Objectif 1. Dans les entrées, recopiez les lignes allant de celle qui contient «60, 508, 82]» jusqu'à celle qui contient «147, 59, 159]» incluse, en renommant «maximize-button» en «agrandir-bouton» sans rien modifier d'autre.

Extrait fourni.

De plus, Constant pense que le commerce, qui vaut mieux que la guerre, est naturel aux sociétés modernes. En conséquence, il critique les appétits de conquête de Napoléon comme non libéraux et non adaptés à l'organisation des sociétés modernes, fondées sur le commerce. La liberté ancienne tendrait naturellement vers la guerre, tandis qu'un État organisé selon les principes de la liberté moderne serait en paix avec toutes les nations pacifiques.

Données fournies.
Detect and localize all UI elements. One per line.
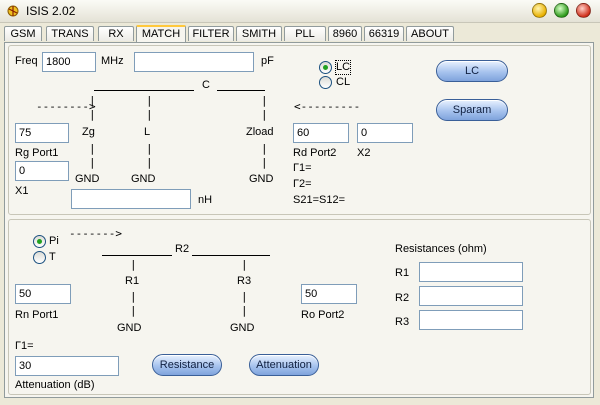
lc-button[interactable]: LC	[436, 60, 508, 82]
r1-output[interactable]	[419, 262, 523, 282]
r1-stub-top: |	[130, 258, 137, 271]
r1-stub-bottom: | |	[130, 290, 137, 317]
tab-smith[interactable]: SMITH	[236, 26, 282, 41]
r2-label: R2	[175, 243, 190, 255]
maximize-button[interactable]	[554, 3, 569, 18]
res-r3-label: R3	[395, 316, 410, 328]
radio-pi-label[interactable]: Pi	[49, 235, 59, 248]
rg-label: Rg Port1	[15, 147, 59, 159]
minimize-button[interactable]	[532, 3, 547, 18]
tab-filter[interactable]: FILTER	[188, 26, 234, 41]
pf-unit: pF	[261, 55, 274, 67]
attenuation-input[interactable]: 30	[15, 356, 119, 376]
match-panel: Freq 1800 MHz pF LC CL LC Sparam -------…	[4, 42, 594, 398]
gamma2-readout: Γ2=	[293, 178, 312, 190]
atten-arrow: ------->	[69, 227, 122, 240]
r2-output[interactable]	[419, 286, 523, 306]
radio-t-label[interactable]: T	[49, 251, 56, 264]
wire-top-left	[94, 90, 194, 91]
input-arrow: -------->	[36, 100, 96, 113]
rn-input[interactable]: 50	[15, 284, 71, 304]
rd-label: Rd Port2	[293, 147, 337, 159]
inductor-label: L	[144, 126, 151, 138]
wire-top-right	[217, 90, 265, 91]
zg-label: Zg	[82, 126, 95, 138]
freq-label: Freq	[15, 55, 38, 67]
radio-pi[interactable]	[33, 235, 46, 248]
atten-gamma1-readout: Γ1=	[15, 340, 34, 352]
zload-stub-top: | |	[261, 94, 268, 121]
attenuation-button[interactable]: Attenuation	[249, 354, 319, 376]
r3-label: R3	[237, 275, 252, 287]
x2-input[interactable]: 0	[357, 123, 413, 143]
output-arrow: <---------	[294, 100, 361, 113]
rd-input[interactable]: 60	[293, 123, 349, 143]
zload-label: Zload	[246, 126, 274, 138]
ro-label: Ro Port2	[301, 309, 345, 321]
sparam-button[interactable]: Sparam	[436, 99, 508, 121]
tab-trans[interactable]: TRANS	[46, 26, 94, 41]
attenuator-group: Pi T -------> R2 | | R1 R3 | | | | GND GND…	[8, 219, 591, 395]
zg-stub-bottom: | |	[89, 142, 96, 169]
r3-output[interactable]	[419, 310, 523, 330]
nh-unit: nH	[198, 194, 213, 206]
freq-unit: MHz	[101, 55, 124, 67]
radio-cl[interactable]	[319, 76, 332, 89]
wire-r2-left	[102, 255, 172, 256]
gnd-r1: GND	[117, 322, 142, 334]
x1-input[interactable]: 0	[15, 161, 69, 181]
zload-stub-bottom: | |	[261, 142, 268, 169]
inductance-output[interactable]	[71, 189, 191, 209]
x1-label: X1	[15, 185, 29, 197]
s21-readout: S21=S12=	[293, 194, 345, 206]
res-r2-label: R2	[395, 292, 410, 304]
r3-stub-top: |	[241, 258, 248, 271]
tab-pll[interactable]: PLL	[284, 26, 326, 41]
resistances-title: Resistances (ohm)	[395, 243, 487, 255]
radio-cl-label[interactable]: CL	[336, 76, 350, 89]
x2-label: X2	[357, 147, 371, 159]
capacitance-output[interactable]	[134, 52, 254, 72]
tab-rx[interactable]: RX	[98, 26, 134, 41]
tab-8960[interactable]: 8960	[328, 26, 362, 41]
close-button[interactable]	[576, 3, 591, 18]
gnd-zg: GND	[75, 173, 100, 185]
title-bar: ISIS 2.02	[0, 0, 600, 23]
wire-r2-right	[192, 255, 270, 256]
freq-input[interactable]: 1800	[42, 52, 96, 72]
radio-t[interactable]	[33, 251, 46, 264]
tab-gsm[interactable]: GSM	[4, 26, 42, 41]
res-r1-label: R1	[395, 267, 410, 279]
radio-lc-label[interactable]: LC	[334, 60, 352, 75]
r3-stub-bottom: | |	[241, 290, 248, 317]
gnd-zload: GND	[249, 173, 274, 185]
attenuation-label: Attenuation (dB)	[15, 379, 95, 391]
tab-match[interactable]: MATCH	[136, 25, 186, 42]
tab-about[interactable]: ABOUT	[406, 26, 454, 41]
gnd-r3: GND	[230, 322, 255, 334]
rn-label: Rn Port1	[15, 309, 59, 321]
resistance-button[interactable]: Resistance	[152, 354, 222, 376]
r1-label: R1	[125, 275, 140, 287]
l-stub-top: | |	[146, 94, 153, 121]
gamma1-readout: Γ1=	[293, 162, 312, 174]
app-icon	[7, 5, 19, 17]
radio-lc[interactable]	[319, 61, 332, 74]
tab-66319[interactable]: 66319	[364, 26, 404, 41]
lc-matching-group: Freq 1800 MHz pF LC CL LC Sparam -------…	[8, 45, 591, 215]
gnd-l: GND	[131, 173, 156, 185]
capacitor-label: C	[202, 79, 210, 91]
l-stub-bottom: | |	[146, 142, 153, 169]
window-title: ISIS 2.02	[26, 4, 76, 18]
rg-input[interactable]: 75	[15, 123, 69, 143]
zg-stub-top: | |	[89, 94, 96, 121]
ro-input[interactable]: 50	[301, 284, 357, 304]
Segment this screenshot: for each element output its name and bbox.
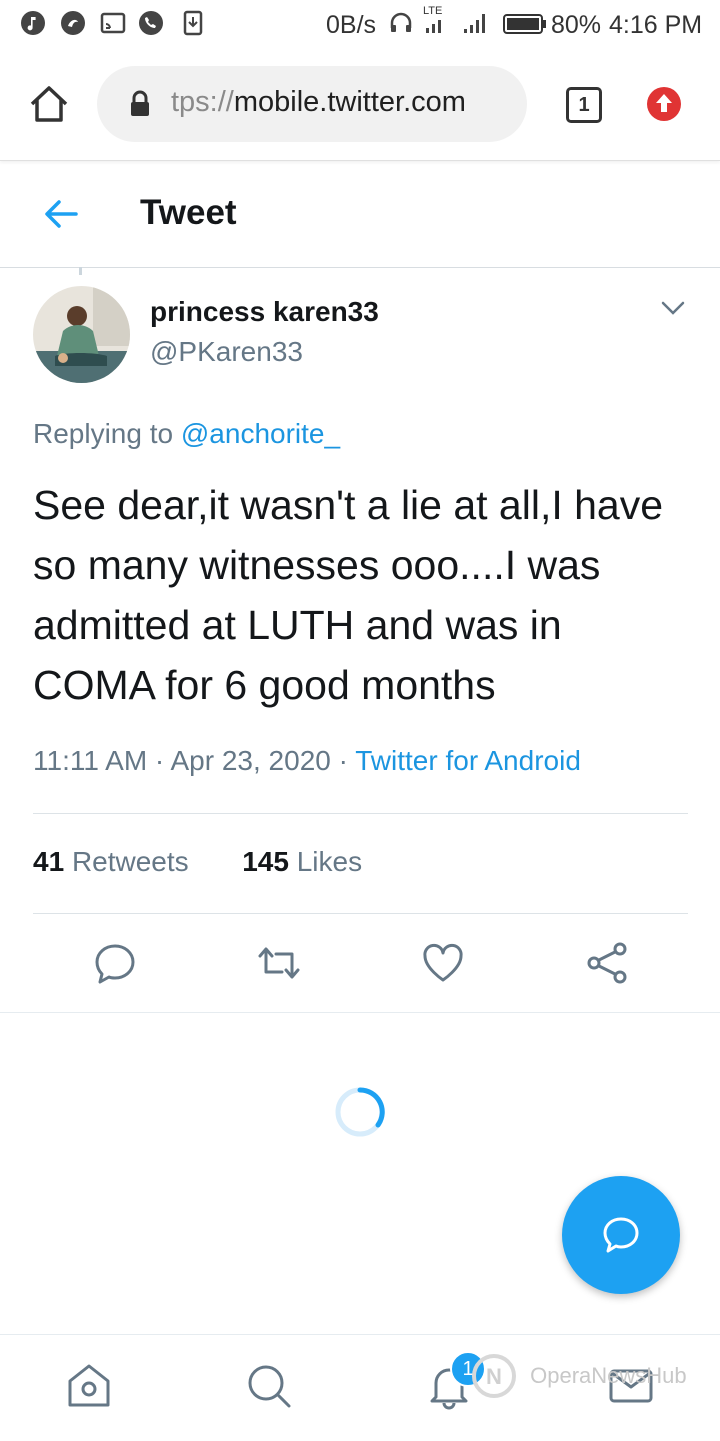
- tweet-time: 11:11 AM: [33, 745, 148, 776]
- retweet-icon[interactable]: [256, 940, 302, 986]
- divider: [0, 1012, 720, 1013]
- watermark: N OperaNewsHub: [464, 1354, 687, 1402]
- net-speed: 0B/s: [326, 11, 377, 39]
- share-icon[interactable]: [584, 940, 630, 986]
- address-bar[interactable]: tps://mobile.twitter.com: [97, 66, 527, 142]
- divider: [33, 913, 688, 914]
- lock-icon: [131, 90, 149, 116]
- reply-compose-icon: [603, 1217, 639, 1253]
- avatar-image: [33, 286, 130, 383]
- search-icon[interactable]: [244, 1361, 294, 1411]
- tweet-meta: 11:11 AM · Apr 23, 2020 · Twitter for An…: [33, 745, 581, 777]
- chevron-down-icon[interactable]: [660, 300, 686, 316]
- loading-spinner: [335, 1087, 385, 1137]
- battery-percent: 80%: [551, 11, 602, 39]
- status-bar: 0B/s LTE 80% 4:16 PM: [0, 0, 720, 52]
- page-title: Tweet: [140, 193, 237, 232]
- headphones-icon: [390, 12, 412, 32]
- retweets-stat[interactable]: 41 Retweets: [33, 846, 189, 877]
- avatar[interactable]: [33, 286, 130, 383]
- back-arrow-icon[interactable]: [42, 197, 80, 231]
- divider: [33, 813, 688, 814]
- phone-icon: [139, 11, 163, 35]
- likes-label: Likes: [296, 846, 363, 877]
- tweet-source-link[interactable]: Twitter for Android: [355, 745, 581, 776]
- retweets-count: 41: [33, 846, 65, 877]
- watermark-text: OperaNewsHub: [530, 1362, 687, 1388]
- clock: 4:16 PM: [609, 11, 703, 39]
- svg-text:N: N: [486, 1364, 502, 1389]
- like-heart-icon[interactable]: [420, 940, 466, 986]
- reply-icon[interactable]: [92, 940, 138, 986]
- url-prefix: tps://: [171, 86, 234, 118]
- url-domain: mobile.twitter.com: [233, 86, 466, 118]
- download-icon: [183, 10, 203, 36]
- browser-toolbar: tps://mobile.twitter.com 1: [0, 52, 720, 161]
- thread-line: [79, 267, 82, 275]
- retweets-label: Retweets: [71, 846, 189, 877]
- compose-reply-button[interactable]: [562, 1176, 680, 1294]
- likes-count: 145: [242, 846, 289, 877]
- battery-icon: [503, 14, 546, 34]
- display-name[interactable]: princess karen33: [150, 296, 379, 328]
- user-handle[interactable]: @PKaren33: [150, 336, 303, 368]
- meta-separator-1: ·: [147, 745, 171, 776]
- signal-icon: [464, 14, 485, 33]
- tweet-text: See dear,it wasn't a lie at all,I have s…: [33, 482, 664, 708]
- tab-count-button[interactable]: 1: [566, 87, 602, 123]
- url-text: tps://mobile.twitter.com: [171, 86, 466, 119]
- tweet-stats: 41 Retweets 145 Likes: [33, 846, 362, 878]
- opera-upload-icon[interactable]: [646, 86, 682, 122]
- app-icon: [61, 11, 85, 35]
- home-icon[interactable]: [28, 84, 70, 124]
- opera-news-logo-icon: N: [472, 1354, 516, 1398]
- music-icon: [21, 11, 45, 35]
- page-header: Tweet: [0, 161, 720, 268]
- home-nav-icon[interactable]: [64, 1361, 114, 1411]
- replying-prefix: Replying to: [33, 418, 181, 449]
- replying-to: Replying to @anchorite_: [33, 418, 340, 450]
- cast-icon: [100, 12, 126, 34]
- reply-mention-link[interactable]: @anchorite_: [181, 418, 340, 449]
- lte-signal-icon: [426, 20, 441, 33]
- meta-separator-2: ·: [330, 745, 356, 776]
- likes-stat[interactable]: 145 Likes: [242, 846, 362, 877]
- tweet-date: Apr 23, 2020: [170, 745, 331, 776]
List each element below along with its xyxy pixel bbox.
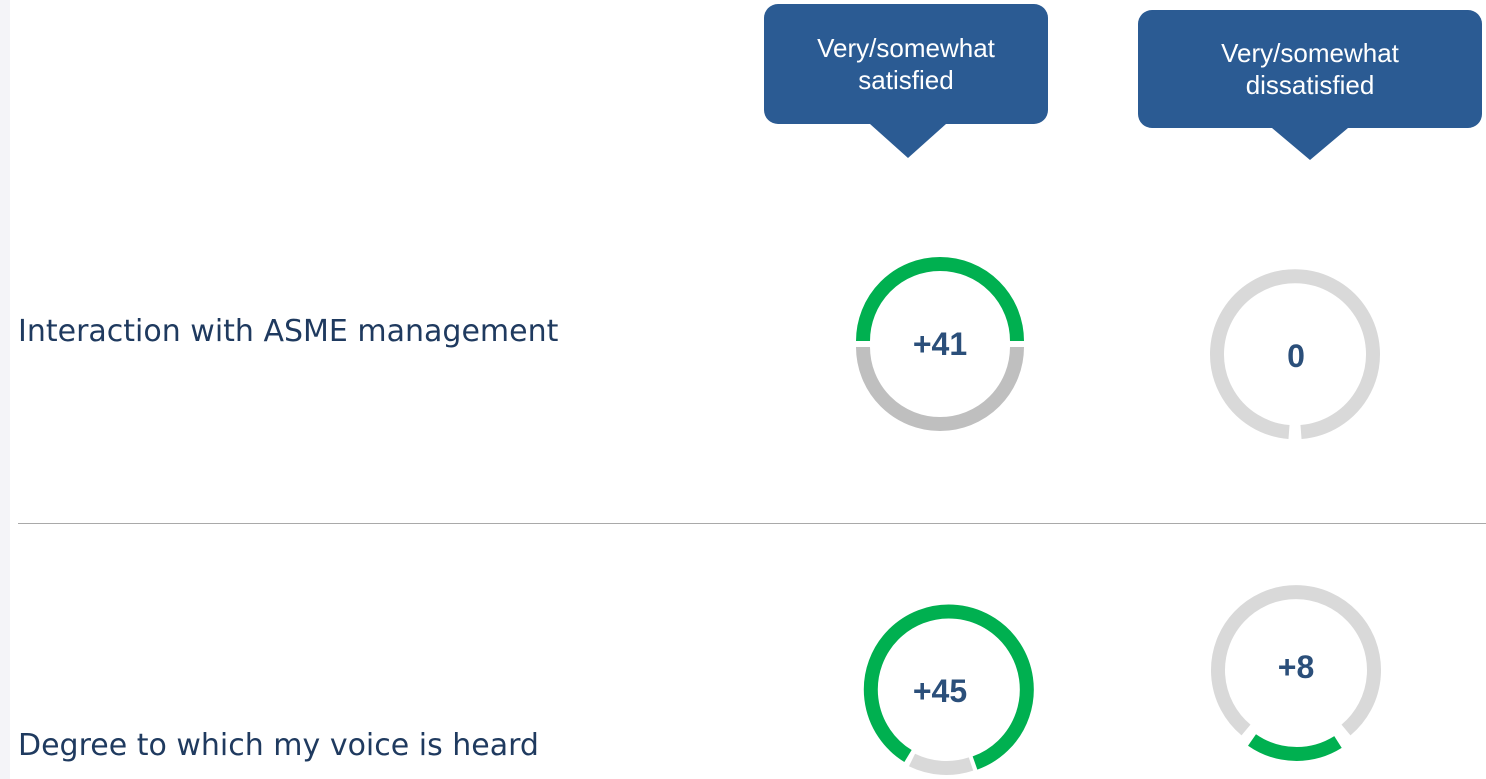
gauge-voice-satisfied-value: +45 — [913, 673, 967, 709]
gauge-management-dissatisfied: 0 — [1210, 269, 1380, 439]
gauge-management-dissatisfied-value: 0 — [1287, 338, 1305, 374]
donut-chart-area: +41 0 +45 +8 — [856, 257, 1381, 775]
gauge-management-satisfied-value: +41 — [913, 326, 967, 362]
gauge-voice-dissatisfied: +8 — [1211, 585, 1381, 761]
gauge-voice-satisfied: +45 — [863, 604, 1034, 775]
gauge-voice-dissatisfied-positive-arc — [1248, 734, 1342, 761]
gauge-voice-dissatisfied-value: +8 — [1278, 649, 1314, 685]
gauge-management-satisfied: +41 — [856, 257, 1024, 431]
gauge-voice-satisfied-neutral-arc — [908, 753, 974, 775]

Objectif 2. Transcrivez à l'identique le passage de l'extrait sur le commerce et la guerre, en commençant aux mots «De plus, Constant» et en vous arrêtant après les mots «les nations pacifiques.».

Solution complète 1.
lc-button[interactable]: LC	[436, 60, 508, 82]
r1-output[interactable]	[419, 262, 523, 282]
r1-stub-top: |	[130, 258, 137, 271]
r1-stub-bottom: | |	[130, 290, 137, 317]
tab-smith[interactable]: SMITH	[236, 26, 282, 41]
r2-label: R2	[175, 243, 190, 255]
agrandir-bouton[interactable]	[554, 3, 569, 18]
res-r3-label: R3	[395, 316, 410, 328]
radio-pi-label[interactable]: Pi	[49, 235, 59, 248]
rg-label: Rg Port1	[15, 147, 59, 159]

Solution complète 2.
De plus, Constant pense que le commerce, qui vaut mieux que la guerre, est naturel aux sociétés modernes. En conséquence, il critique les appétits de conquête de Napoléon comme non libéraux et non adaptés à l'organisation des sociétés modernes, fondées sur le commerce. La liberté ancienne tendrait naturellement vers la guerre, tandis qu'un État organisé selon les principes de la liberté moderne serait en paix avec toutes les nations pacifiques.